DIRECTIONS FOR THIS TASK. Check each line below for the word "Flexford", and copy those that have it.

##########

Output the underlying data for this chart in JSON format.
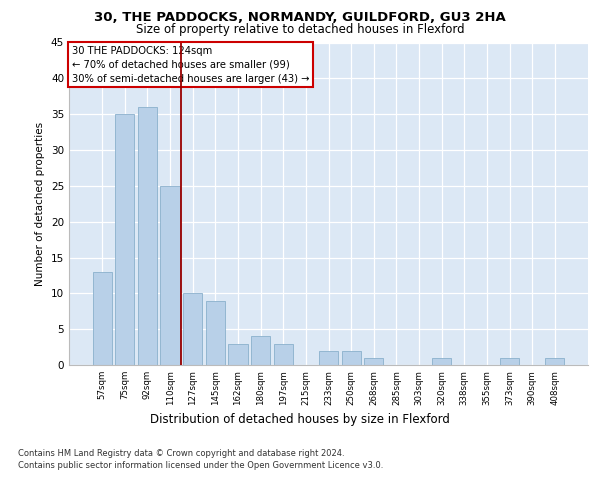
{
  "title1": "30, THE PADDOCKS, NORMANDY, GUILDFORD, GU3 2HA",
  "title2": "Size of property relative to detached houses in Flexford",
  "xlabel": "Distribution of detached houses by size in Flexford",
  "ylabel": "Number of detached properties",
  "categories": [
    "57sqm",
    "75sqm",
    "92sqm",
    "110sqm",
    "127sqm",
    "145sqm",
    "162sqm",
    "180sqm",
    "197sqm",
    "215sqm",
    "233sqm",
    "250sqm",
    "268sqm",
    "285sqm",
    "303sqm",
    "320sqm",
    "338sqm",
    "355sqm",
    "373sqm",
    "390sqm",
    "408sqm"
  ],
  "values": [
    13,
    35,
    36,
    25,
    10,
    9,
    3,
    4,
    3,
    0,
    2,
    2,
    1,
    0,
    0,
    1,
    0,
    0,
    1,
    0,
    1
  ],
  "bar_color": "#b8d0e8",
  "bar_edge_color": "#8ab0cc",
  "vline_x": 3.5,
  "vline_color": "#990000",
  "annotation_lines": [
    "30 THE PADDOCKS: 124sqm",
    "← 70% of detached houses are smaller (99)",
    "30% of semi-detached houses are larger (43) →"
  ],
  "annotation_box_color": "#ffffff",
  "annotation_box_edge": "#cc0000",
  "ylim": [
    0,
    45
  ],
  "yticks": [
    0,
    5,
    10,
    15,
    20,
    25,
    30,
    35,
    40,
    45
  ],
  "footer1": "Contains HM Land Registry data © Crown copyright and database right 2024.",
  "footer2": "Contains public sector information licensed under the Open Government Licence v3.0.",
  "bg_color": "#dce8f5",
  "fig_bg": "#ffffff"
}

##########

FINAL ANSWER.
  "title2": "Size of property relative to detached houses in Flexford",
  "xlabel": "Distribution of detached houses by size in Flexford",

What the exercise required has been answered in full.